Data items
== == ==

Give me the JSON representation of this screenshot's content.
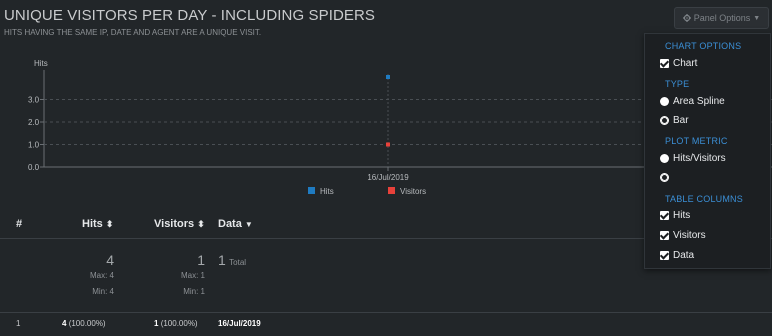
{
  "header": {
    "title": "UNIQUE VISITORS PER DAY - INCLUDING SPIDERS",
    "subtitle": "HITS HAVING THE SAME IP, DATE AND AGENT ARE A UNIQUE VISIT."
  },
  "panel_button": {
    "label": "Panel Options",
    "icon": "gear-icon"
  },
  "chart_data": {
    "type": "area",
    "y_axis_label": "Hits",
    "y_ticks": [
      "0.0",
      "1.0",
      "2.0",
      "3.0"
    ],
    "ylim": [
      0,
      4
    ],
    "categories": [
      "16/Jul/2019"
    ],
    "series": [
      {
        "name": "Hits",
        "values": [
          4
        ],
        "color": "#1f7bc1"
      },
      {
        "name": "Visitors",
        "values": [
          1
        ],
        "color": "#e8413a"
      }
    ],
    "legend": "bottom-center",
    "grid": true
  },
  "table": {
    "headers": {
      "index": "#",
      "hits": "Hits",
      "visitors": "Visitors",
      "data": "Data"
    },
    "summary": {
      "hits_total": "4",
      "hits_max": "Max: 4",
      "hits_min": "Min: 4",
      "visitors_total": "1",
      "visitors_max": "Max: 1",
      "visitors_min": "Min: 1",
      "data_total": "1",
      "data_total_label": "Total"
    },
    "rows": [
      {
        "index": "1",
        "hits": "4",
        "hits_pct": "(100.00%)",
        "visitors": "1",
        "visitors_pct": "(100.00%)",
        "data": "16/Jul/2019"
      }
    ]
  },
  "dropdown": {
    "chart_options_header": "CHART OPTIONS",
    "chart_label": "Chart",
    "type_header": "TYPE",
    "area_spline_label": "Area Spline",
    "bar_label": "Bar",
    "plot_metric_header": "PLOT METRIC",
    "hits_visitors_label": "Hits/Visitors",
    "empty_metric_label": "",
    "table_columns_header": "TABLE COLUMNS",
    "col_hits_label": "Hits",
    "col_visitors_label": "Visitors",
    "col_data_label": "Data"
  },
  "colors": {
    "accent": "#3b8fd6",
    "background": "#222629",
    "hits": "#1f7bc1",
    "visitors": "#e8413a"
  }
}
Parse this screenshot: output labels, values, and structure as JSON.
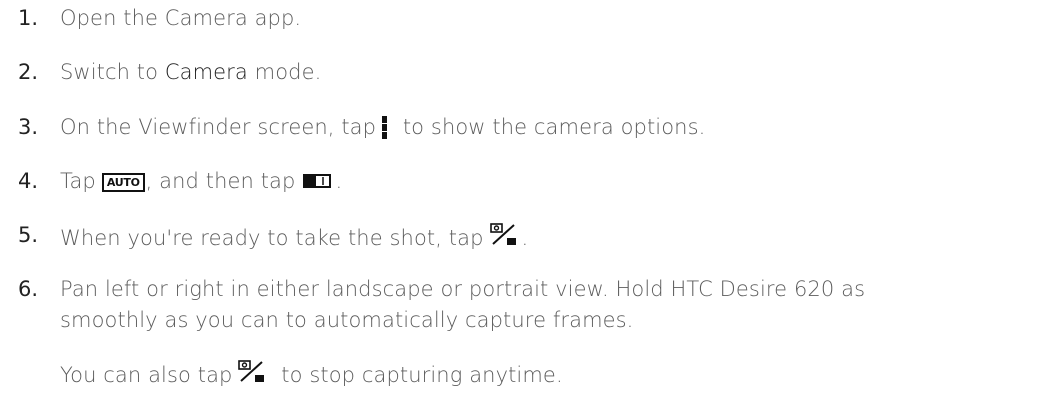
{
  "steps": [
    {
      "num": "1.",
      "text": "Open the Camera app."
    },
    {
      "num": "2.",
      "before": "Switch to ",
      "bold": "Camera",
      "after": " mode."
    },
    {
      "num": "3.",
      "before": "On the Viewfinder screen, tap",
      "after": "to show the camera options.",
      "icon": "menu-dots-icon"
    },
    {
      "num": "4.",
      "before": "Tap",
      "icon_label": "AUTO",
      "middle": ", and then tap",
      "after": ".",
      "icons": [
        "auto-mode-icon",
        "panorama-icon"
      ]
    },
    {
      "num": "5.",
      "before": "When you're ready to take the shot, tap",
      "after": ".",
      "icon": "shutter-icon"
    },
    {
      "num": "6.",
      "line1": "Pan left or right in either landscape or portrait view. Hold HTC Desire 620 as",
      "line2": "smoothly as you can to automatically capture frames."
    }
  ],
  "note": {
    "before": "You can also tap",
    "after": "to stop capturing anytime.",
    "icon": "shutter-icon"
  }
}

== == ==

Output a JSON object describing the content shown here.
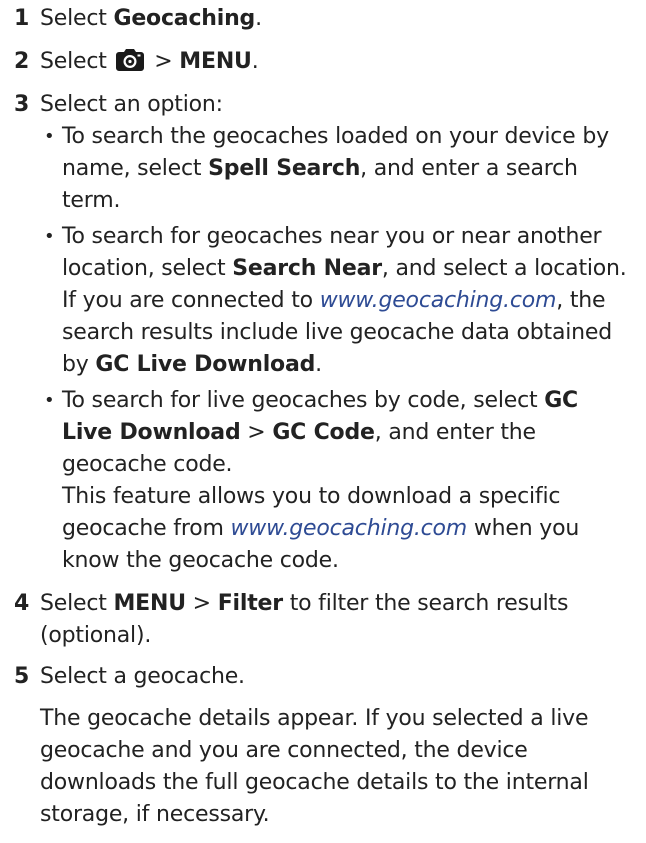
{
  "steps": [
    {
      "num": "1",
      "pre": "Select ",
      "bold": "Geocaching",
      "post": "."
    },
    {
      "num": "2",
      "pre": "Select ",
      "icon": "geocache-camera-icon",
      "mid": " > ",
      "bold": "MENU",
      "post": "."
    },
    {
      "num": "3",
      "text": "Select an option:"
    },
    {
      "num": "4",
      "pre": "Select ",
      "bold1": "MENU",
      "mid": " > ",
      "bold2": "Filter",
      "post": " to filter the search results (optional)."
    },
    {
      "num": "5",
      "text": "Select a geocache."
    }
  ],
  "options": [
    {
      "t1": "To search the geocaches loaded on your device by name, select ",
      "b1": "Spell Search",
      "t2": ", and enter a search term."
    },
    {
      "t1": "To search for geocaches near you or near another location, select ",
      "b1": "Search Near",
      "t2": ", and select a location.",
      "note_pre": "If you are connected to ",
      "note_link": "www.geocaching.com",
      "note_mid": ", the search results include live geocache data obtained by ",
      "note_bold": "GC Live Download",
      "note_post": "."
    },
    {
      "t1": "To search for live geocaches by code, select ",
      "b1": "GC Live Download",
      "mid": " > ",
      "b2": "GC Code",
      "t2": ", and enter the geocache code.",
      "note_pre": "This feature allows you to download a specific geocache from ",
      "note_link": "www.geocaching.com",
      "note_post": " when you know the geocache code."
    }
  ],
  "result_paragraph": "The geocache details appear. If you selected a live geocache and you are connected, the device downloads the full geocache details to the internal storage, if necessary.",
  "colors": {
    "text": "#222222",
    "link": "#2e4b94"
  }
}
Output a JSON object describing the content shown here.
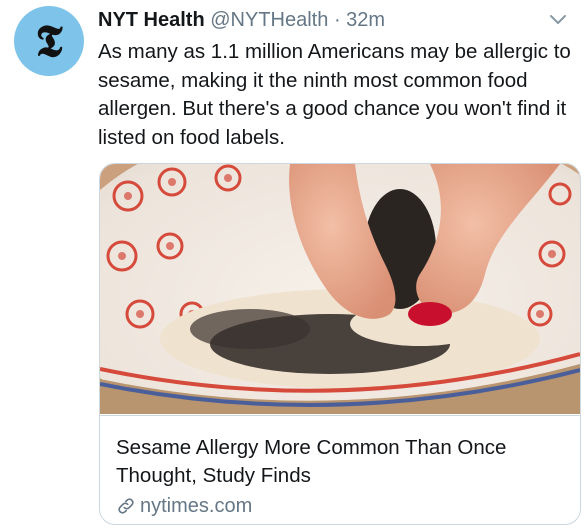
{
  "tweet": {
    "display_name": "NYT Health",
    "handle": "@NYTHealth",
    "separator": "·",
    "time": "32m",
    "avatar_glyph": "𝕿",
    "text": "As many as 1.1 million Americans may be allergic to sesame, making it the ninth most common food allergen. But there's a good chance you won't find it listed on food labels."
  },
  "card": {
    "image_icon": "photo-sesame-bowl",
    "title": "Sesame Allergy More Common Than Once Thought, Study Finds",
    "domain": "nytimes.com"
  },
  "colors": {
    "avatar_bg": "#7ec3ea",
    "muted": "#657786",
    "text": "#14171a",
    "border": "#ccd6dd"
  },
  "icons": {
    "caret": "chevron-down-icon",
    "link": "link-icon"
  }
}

== == ==

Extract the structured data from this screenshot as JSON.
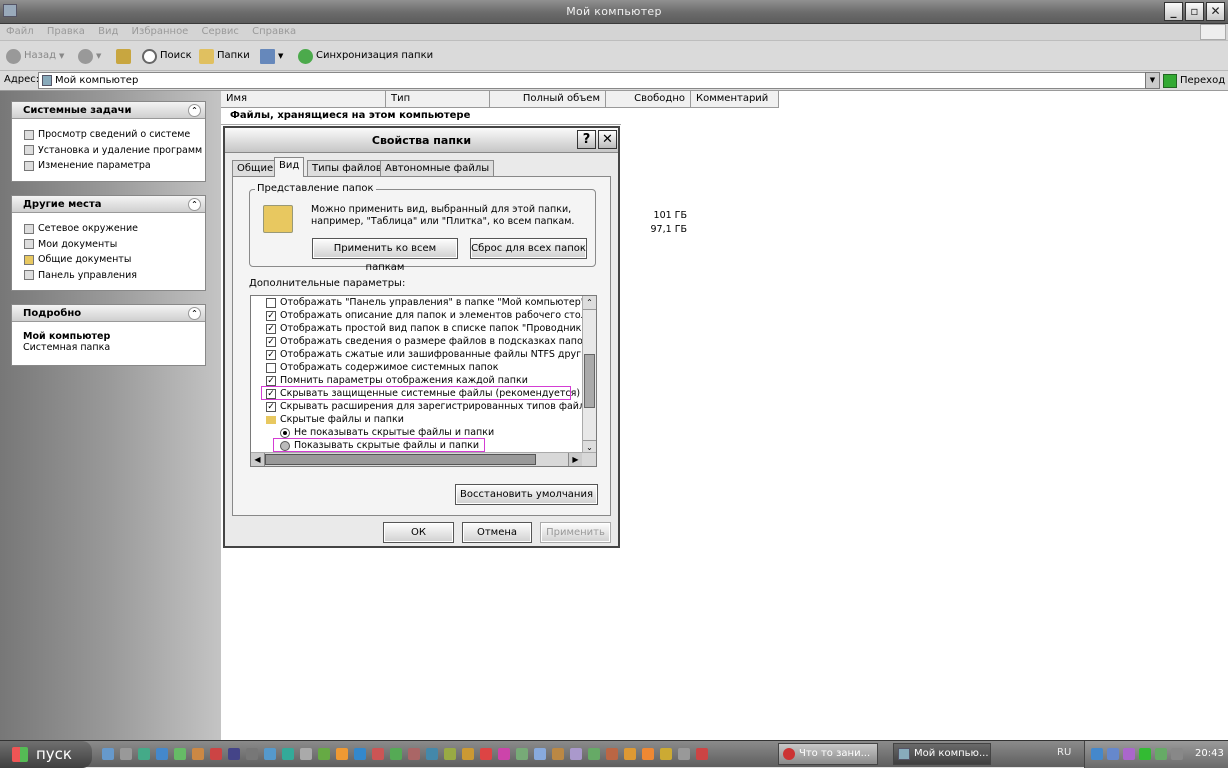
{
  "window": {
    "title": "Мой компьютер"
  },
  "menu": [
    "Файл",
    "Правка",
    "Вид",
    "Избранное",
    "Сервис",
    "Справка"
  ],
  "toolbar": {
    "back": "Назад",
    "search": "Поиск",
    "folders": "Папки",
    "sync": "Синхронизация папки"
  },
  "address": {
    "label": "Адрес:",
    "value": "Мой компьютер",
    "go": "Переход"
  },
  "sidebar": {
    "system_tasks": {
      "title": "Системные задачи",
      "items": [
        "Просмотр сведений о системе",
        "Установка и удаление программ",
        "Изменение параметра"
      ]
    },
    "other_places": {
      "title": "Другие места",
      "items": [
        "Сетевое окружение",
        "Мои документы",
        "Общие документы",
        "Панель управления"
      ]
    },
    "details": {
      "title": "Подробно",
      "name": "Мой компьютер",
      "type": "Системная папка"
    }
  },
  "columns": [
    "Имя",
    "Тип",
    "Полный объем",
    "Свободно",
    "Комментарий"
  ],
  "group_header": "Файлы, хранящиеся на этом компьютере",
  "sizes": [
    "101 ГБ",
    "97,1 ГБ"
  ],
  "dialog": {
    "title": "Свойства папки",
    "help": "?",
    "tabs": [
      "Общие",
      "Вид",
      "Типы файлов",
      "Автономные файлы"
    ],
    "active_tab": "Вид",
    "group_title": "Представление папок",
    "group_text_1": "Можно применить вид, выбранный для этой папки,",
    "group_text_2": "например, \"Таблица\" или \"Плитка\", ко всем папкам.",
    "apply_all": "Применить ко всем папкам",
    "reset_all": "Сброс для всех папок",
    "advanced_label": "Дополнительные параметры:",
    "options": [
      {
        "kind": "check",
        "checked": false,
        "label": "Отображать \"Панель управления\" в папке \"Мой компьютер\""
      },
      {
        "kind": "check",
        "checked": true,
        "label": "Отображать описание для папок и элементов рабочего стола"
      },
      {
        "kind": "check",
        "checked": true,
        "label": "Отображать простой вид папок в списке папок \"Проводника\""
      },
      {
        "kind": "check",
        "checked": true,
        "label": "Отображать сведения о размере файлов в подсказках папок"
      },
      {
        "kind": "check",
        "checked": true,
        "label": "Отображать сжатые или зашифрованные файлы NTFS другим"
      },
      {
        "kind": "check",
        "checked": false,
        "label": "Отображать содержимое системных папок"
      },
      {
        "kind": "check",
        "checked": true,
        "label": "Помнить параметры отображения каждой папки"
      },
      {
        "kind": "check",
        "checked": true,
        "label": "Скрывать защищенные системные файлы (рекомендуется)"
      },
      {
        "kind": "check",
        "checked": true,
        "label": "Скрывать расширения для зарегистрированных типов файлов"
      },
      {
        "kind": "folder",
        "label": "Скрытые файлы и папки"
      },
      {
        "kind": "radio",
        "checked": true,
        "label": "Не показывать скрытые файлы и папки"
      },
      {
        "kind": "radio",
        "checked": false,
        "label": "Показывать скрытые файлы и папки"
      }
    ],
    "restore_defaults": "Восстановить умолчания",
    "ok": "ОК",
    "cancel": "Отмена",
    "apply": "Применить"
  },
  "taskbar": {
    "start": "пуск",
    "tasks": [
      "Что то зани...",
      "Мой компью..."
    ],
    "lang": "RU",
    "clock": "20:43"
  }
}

== == ==

▸ What is asked: Copy every line of the listing containing the string "screenshot".

▸ Correct result:
Give me the JSON representation of this screenshot's content.
Parse this screenshot: output labels, values, and structure as JSON.
Extract the structured data from this screenshot as JSON.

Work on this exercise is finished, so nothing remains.